◆ What you are asked to do: Reproduce each line from the records that holds "Ordre".

◆ Data supplied:
— START —

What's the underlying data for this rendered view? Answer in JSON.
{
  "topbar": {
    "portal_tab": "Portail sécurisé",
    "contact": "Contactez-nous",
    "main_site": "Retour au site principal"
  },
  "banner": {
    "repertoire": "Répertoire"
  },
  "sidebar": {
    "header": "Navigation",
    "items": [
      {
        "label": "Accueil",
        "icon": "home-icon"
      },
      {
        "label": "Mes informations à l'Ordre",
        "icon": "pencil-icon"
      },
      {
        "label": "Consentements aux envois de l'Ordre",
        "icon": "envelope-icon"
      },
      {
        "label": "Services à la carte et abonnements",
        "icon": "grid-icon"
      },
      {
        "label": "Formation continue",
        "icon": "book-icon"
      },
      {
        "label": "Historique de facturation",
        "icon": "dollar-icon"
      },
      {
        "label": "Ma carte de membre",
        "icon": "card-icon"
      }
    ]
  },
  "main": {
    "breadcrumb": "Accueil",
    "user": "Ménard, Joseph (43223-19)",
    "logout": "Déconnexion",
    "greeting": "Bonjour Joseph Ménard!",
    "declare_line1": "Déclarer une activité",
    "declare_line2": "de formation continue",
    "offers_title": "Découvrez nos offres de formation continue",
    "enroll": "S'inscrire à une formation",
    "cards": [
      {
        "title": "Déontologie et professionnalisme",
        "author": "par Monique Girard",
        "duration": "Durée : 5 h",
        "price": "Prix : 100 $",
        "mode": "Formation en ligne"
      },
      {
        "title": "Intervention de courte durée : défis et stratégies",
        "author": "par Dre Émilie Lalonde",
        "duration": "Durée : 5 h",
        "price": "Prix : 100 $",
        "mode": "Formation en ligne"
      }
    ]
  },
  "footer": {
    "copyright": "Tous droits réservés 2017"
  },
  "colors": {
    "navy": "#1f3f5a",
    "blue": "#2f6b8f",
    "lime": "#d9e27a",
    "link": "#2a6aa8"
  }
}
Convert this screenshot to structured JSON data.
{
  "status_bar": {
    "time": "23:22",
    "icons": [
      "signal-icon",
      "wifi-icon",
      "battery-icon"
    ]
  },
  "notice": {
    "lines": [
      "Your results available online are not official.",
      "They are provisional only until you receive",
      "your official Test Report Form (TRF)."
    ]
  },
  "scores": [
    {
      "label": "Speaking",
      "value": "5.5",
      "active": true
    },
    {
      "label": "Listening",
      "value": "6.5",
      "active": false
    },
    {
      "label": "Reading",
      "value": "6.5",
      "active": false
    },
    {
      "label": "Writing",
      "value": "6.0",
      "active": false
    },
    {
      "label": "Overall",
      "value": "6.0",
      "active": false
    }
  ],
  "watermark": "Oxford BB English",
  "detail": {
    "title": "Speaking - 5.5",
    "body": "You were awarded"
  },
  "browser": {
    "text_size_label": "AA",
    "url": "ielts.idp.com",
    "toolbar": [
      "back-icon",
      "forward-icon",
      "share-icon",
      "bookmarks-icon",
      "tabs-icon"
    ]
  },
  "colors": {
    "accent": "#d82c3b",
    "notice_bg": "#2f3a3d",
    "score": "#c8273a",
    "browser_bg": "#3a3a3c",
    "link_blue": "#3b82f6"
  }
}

— END —

◆ Task answer:
        "label": "Mes informations à l'Ordre",
        "label": "Consentements aux envois de l'Ordre",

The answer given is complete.